======== Record extracts ========

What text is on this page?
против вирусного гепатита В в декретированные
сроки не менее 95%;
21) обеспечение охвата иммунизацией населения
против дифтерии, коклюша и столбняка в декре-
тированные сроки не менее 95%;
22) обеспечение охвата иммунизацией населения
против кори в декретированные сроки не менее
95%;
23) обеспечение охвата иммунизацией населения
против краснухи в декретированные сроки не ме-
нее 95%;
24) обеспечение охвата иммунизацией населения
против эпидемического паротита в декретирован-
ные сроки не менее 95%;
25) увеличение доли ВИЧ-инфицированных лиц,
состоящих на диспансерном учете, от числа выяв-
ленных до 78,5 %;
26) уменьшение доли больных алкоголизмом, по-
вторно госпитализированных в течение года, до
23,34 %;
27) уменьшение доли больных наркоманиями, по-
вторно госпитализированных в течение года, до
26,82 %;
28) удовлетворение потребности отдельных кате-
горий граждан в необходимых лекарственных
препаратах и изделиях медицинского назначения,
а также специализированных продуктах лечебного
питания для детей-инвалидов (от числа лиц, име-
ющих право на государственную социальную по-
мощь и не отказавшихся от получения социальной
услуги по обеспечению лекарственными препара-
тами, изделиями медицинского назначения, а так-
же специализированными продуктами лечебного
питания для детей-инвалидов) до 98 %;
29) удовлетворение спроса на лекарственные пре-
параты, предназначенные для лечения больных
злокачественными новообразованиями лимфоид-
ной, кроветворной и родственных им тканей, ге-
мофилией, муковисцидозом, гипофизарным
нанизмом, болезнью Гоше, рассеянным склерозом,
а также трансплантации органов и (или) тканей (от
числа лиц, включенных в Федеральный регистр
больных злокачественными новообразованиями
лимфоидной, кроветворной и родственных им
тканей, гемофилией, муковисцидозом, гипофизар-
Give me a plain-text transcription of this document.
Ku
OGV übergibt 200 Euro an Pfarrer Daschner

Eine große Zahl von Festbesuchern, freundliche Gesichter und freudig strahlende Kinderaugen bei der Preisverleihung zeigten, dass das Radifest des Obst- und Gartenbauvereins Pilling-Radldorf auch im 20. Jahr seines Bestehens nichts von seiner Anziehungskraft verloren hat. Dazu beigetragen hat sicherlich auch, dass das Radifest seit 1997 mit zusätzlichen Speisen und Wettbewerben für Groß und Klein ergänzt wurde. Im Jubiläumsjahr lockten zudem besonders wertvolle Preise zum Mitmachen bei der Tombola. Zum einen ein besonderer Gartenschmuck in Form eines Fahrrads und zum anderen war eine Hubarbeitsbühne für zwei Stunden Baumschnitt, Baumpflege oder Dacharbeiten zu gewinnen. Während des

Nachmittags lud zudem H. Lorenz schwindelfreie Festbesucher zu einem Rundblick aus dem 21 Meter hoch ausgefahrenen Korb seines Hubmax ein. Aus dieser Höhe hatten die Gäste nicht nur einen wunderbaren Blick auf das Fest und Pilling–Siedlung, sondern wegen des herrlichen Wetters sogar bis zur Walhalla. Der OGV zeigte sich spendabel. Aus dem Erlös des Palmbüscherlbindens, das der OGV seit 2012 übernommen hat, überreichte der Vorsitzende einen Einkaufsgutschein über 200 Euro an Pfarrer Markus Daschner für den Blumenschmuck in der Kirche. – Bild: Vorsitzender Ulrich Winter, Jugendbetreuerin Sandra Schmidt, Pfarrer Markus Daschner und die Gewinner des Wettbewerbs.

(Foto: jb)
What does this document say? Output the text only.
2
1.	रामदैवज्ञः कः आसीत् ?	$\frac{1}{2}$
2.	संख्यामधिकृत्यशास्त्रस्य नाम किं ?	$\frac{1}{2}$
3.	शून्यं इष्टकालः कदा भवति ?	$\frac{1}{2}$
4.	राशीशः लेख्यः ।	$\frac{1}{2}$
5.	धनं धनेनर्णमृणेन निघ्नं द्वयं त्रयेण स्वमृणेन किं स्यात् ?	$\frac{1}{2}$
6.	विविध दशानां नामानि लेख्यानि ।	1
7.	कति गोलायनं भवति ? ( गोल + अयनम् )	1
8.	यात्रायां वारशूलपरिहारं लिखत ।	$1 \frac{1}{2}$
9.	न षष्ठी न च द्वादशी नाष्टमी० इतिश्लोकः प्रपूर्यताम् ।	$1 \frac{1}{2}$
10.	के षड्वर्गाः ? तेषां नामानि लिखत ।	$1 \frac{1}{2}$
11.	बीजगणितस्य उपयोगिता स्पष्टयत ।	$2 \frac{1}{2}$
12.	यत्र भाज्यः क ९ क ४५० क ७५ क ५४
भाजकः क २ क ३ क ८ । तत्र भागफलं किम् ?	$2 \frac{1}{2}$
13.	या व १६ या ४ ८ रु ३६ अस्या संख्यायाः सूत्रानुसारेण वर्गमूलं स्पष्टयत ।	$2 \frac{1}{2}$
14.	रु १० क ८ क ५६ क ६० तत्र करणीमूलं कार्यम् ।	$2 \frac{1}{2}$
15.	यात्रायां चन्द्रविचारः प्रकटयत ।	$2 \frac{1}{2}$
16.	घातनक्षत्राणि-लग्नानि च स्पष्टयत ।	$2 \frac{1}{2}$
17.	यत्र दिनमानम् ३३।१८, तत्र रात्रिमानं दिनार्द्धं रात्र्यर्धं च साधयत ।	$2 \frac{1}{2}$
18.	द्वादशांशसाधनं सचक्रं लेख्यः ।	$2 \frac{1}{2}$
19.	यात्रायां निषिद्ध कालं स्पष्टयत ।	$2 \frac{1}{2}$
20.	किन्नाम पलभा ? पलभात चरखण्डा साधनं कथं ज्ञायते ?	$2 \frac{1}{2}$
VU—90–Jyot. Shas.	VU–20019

========

Problem statement: Copy every line that includes the string "питания" from the material above.

Exercise solution:
питания для детей-инвалидов (от числа лиц, име-
питания для детей-инвалидов) до 98 %;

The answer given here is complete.